## BEGIN GIVEN INFORMATION

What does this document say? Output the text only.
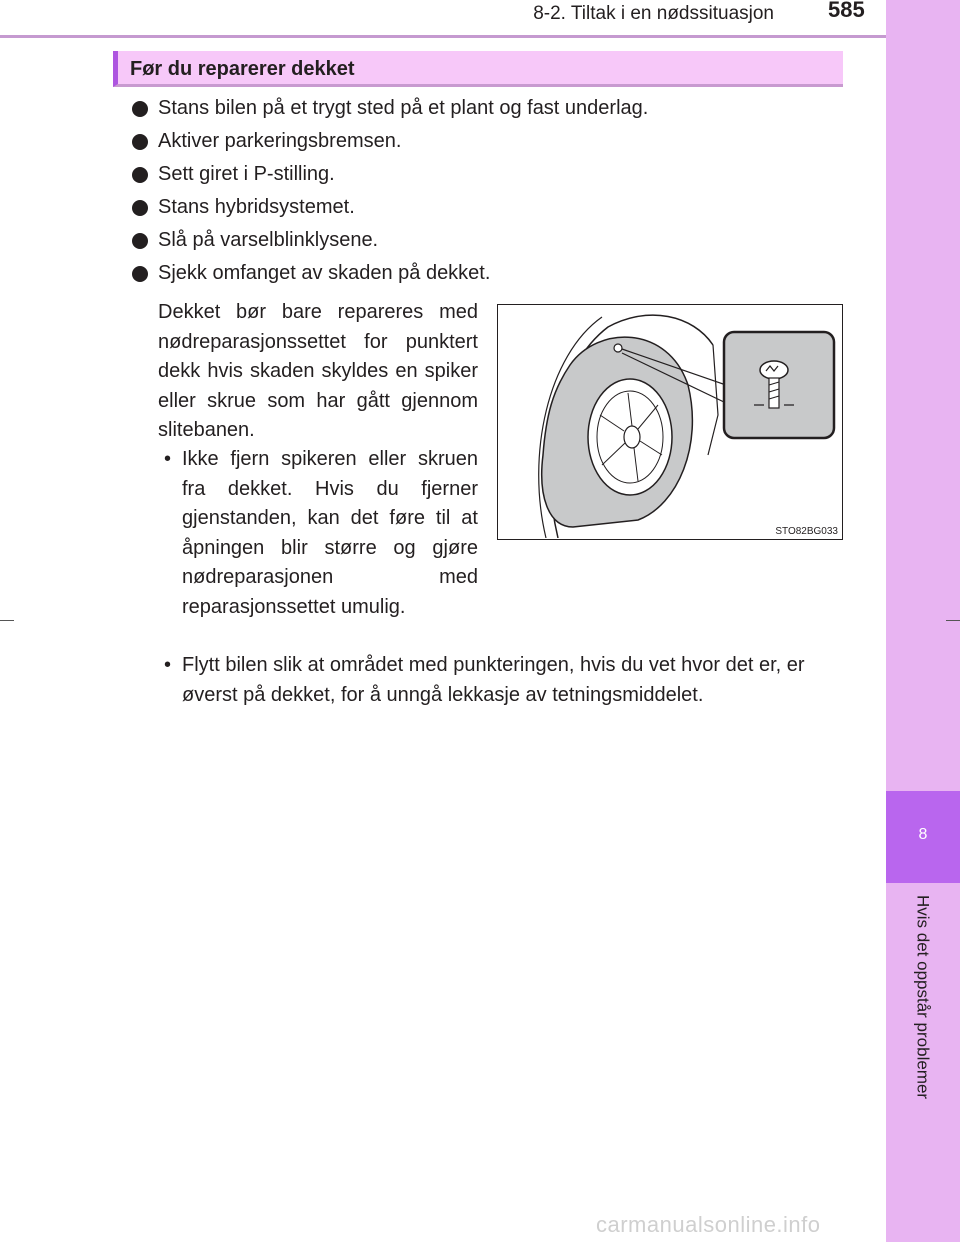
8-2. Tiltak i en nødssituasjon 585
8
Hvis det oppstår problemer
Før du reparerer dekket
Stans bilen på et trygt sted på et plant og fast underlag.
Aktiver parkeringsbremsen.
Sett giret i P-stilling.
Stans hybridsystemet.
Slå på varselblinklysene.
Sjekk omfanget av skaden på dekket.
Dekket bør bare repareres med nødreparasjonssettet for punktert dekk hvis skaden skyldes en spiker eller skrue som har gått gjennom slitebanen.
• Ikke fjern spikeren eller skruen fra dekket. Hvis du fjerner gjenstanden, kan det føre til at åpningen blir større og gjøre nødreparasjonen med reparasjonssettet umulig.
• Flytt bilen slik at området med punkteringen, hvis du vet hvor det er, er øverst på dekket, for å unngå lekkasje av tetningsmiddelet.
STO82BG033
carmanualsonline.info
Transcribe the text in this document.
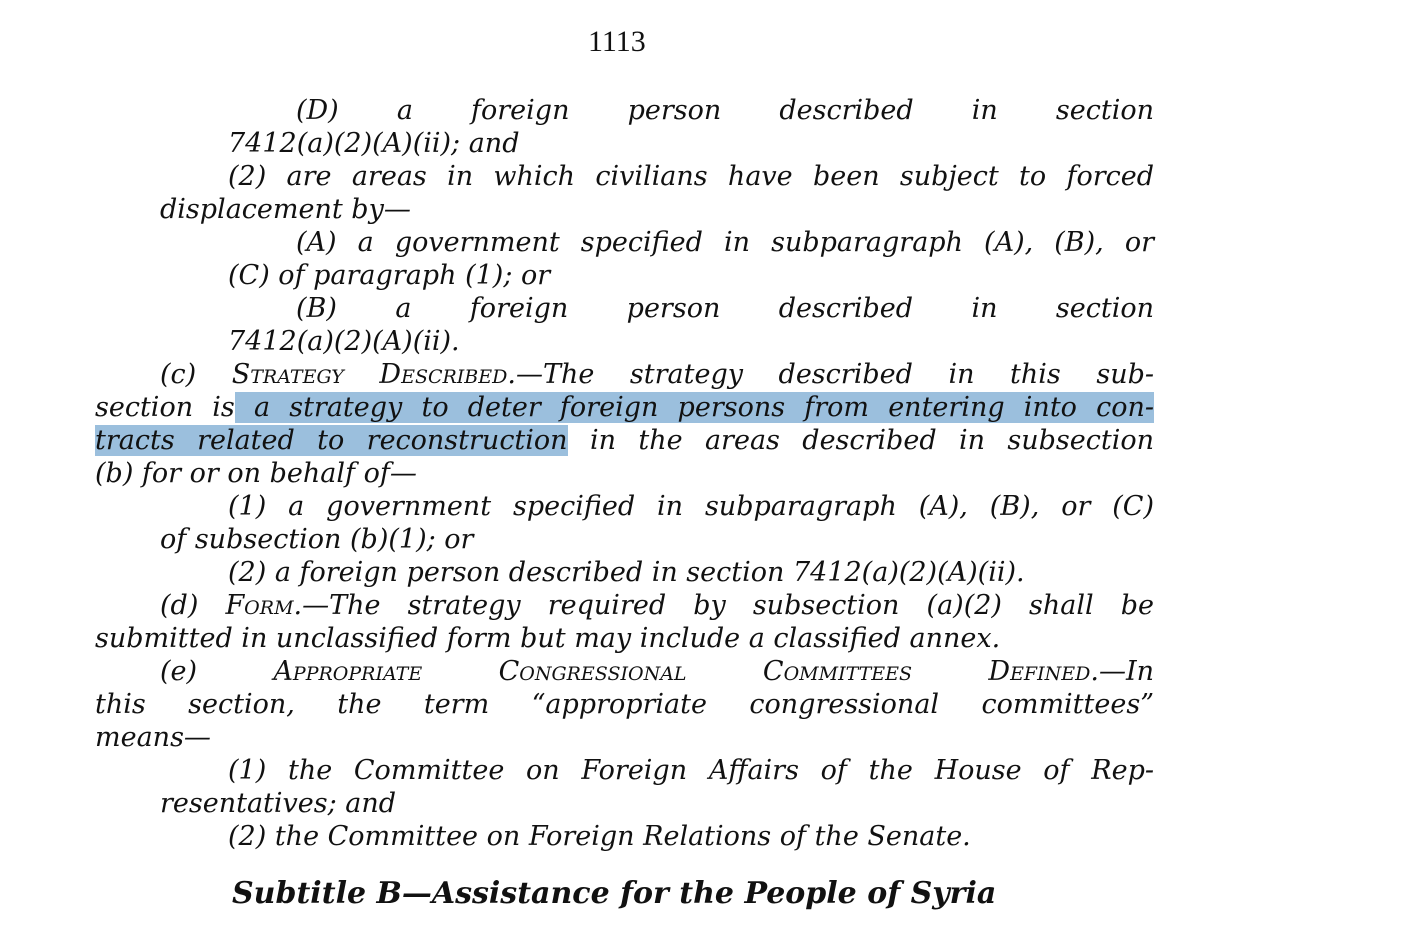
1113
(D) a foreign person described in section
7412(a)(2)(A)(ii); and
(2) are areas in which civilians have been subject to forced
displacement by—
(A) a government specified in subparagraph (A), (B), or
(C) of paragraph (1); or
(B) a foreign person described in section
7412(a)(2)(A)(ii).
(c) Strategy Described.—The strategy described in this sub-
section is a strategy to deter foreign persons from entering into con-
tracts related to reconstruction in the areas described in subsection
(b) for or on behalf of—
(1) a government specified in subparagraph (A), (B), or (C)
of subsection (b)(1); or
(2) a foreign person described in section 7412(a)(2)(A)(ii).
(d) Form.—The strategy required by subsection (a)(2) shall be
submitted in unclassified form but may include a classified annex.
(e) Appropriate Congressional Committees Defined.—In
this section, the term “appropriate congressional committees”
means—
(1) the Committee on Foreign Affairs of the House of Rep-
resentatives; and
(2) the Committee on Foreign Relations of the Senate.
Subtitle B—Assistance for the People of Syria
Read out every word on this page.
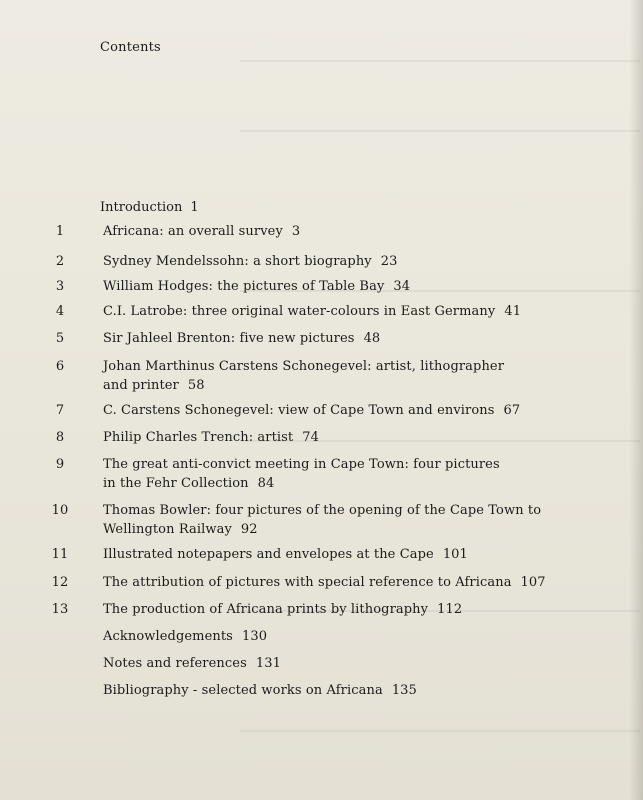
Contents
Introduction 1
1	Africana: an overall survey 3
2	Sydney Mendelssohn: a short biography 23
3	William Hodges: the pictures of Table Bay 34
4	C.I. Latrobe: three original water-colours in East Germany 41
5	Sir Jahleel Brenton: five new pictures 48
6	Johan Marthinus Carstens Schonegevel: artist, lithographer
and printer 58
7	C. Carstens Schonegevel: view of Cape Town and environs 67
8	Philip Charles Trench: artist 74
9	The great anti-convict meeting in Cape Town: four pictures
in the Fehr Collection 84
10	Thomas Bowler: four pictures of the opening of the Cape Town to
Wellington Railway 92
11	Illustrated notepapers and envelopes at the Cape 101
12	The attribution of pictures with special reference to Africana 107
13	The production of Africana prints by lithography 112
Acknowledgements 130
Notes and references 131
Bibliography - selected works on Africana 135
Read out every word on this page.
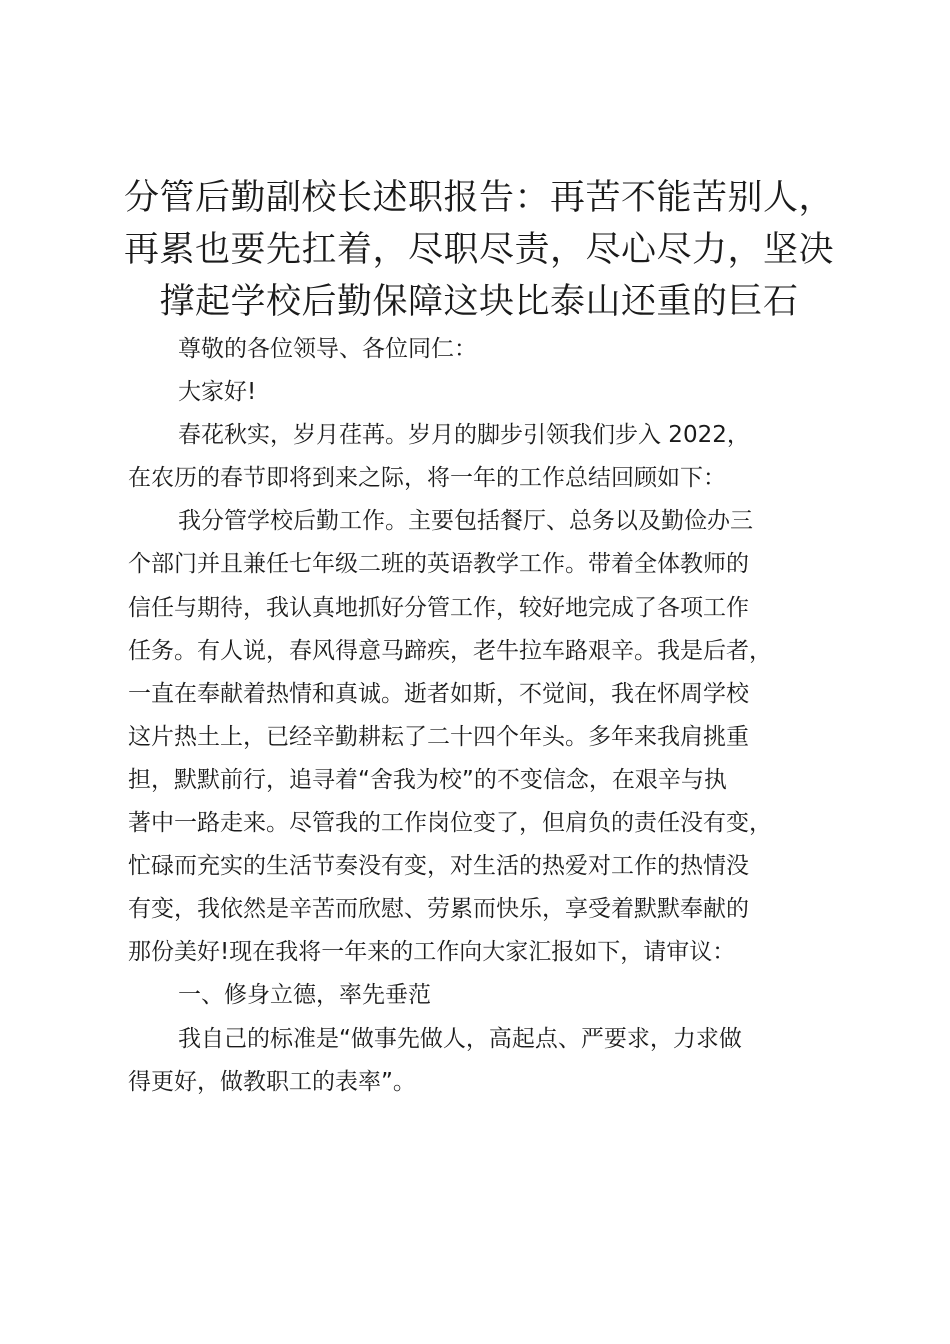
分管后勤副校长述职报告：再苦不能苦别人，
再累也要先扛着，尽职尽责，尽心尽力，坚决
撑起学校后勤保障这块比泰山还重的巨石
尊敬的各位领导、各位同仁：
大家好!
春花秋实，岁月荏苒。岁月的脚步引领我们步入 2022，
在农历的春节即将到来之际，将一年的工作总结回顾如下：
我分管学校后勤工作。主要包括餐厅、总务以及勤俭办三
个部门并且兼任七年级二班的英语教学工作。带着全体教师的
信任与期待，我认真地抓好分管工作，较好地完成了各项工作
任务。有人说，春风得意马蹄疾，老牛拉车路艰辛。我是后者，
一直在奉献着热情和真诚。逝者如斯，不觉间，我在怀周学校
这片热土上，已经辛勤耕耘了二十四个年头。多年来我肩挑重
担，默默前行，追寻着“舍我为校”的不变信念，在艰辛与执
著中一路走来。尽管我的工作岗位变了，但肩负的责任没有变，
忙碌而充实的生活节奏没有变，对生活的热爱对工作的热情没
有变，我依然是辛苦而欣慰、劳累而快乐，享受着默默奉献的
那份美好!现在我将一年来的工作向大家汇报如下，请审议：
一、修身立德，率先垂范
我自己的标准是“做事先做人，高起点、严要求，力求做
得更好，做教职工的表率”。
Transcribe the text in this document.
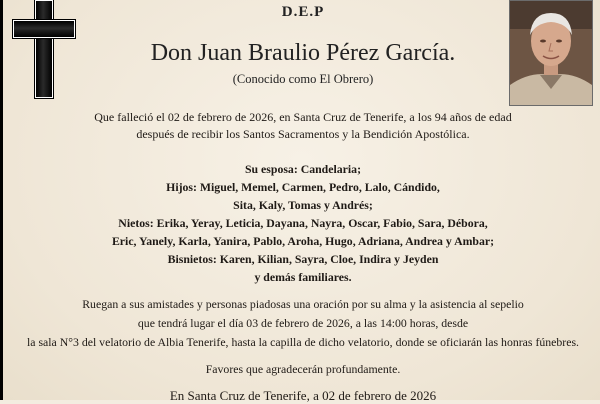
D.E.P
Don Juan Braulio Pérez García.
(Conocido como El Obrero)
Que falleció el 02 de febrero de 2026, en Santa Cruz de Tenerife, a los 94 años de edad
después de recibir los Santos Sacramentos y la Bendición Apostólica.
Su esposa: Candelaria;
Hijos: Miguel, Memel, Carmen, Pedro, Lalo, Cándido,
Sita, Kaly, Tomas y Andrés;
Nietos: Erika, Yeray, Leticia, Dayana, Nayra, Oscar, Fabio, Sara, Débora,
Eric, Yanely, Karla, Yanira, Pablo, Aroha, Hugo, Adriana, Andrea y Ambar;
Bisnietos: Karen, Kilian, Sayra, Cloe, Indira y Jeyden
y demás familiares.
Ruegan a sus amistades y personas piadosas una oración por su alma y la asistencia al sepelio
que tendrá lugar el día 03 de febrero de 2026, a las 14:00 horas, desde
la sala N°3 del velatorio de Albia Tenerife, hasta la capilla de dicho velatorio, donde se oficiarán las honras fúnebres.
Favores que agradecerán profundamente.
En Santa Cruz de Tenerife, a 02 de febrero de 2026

## END GIVEN INFORMATION

◆ **YOUR OBJECTIVE**: Search the entries for the string "Santa" and collect each line that has it.

◆ **RESULT BELOW**:
Que falleció el 02 de febrero de 2026, en Santa Cruz de Tenerife, a los 94 años de edad
En Santa Cruz de Tenerife, a 02 de febrero de 2026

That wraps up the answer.